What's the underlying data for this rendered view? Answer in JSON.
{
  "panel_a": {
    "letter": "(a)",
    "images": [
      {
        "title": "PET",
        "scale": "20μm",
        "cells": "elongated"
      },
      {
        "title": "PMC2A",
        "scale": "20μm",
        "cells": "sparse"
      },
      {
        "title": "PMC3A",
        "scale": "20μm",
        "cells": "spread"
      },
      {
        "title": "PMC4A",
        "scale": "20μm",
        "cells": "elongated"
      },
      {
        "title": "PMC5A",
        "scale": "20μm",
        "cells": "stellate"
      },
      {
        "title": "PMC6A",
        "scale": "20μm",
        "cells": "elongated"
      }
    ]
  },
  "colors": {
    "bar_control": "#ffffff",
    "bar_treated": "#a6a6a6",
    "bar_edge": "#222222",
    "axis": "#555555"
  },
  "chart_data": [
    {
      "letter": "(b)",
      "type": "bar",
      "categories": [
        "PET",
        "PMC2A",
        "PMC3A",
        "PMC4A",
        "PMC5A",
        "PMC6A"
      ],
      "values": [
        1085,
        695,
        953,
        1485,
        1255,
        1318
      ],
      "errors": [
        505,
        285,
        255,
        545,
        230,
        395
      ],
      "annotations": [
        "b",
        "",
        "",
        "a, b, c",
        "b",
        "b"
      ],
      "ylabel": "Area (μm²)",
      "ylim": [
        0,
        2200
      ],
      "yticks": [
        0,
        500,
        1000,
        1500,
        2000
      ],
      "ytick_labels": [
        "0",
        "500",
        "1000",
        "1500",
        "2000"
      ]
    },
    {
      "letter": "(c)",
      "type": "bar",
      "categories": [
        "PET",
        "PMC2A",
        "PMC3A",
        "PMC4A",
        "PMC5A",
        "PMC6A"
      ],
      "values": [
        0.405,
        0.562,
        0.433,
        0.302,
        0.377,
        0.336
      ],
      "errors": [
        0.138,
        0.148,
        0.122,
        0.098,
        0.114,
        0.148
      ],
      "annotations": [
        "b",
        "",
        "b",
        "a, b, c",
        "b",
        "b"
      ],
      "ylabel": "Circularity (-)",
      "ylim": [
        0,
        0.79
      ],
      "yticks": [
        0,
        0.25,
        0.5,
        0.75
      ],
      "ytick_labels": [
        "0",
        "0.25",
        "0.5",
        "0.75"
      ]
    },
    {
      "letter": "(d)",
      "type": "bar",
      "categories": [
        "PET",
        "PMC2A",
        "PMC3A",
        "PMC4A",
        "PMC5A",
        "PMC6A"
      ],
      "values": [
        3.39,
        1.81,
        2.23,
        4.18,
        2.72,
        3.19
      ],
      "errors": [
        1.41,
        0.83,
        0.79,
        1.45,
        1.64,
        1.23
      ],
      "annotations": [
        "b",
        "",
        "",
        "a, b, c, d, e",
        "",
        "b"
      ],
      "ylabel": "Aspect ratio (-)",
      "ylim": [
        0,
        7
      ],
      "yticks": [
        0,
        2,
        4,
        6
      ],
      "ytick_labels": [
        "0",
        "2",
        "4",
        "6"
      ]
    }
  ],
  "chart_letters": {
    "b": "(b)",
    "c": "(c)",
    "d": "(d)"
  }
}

■ ■ ■ ■

**To do**
Print every entry exactly as written.

**Answer for the task**
What's the underlying data for this rendered view? Answer in JSON.
{
  "panel_a": {
    "letter": "(a)",
    "images": [
      {
        "title": "PET",
        "scale": "20μm",
        "cells": "elongated"
      },
      {
        "title": "PMC2A",
        "scale": "20μm",
        "cells": "sparse"
      },
      {
        "title": "PMC3A",
        "scale": "20μm",
        "cells": "spread"
      },
      {
        "title": "PMC4A",
        "scale": "20μm",
        "cells": "elongated"
      },
      {
        "title": "PMC5A",
        "scale": "20μm",
        "cells": "stellate"
      },
      {
        "title": "PMC6A",
        "scale": "20μm",
        "cells": "elongated"
      }
    ]
  },
  "colors": {
    "bar_control": "#ffffff",
    "bar_treated": "#a6a6a6",
    "bar_edge": "#222222",
    "axis": "#555555"
  },
  "chart_data": [
    {
      "letter": "(b)",
      "type": "bar",
      "categories": [
        "PET",
        "PMC2A",
        "PMC3A",
        "PMC4A",
        "PMC5A",
        "PMC6A"
      ],
      "values": [
        1085,
        695,
        953,
        1485,
        1255,
        1318
      ],
      "errors": [
        505,
        285,
        255,
        545,
        230,
        395
      ],
      "annotations": [
        "b",
        "",
        "",
        "a, b, c",
        "b",
        "b"
      ],
      "ylabel": "Area (μm²)",
      "ylim": [
        0,
        2200
      ],
      "yticks": [
        0,
        500,
        1000,
        1500,
        2000
      ],
      "ytick_labels": [
        "0",
        "500",
        "1000",
        "1500",
        "2000"
      ]
    },
    {
      "letter": "(c)",
      "type": "bar",
      "categories": [
        "PET",
        "PMC2A",
        "PMC3A",
        "PMC4A",
        "PMC5A",
        "PMC6A"
      ],
      "values": [
        0.405,
        0.562,
        0.433,
        0.302,
        0.377,
        0.336
      ],
      "errors": [
        0.138,
        0.148,
        0.122,
        0.098,
        0.114,
        0.148
      ],
      "annotations": [
        "b",
        "",
        "b",
        "a, b, c",
        "b",
        "b"
      ],
      "ylabel": "Circularity (-)",
      "ylim": [
        0,
        0.79
      ],
      "yticks": [
        0,
        0.25,
        0.5,
        0.75
      ],
      "ytick_labels": [
        "0",
        "0.25",
        "0.5",
        "0.75"
      ]
    },
    {
      "letter": "(d)",
      "type": "bar",
      "categories": [
        "PET",
        "PMC2A",
        "PMC3A",
        "PMC4A",
        "PMC5A",
        "PMC6A"
      ],
      "values": [
        3.39,
        1.81,
        2.23,
        4.18,
        2.72,
        3.19
      ],
      "errors": [
        1.41,
        0.83,
        0.79,
        1.45,
        1.64,
        1.23
      ],
      "annotations": [
        "b",
        "",
        "",
        "a, b, c, d, e",
        "",
        "b"
      ],
      "ylabel": "Aspect ratio (-)",
      "ylim": [
        0,
        7
      ],
      "yticks": [
        0,
        2,
        4,
        6
      ],
      "ytick_labels": [
        "0",
        "2",
        "4",
        "6"
      ]
    }
  ],
  "chart_letters": {
    "b": "(b)",
    "c": "(c)",
    "d": "(d)"
  }
}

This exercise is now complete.